● **Goal of the exercise**: Copy the listing below word for word, leaving every line unchanged.

[Records drawn from a data source]
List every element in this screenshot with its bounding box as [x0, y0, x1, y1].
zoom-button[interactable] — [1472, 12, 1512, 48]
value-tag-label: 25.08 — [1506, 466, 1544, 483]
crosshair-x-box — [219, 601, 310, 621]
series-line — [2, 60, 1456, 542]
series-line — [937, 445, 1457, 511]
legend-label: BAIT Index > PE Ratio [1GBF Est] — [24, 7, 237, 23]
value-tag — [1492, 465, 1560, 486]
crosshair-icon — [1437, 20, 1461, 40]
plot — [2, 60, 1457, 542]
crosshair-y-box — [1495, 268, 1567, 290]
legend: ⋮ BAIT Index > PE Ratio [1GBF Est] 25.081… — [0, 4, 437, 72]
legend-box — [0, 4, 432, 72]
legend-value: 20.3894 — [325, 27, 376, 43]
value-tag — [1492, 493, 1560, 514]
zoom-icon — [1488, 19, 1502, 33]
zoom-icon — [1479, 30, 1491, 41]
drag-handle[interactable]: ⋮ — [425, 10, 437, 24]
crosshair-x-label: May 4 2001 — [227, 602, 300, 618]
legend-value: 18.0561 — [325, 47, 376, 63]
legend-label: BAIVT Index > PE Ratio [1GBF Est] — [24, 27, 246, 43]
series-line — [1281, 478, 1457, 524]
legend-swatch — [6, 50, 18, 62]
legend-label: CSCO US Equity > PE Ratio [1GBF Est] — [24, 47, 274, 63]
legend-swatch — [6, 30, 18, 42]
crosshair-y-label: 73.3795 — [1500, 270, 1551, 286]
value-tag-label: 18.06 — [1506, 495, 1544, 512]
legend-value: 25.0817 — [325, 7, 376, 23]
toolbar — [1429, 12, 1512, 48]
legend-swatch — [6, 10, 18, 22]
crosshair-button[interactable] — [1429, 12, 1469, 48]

● **Response**:
List every element in this screenshot with its bounding box as [x0, y0, x1, y1].
zoom-button[interactable] — [1472, 12, 1512, 48]
value-tag-label: 25.08 — [1506, 466, 1544, 483]
crosshair-x-box — [219, 601, 310, 621]
series-line — [2, 60, 1456, 542]
series-line — [937, 445, 1457, 511]
legend-label: BAIT Index > PE Ratio [1GBF Est] — [24, 7, 237, 23]
value-tag — [1492, 465, 1560, 486]
crosshair-icon — [1437, 20, 1461, 40]
plot — [2, 60, 1457, 542]
crosshair-y-box — [1495, 268, 1567, 290]
legend: ⋮ BAIT Index > PE Ratio [1GBF Est] 25.081… — [0, 4, 437, 72]
legend-box — [0, 4, 432, 72]
legend-value: 20.3894 — [325, 27, 376, 43]
value-tag — [1492, 493, 1560, 514]
zoom-icon — [1488, 19, 1502, 33]
zoom-icon — [1479, 30, 1491, 41]
drag-handle[interactable]: ⋮ — [425, 10, 437, 24]
crosshair-x-label: May 4 2001 — [227, 602, 300, 618]
legend-value: 18.0561 — [325, 47, 376, 63]
legend-label: BAIVT Index > PE Ratio [1GBF Est] — [24, 27, 246, 43]
series-line — [1281, 478, 1457, 524]
legend-swatch — [6, 50, 18, 62]
legend-label: CSCO US Equity > PE Ratio [1GBF Est] — [24, 47, 274, 63]
legend-swatch — [6, 30, 18, 42]
crosshair-y-label: 73.3795 — [1500, 270, 1551, 286]
value-tag-label: 18.06 — [1506, 495, 1544, 512]
legend-value: 25.0817 — [325, 7, 376, 23]
toolbar — [1429, 12, 1512, 48]
legend-swatch — [6, 10, 18, 22]
crosshair-button[interactable] — [1429, 12, 1469, 48]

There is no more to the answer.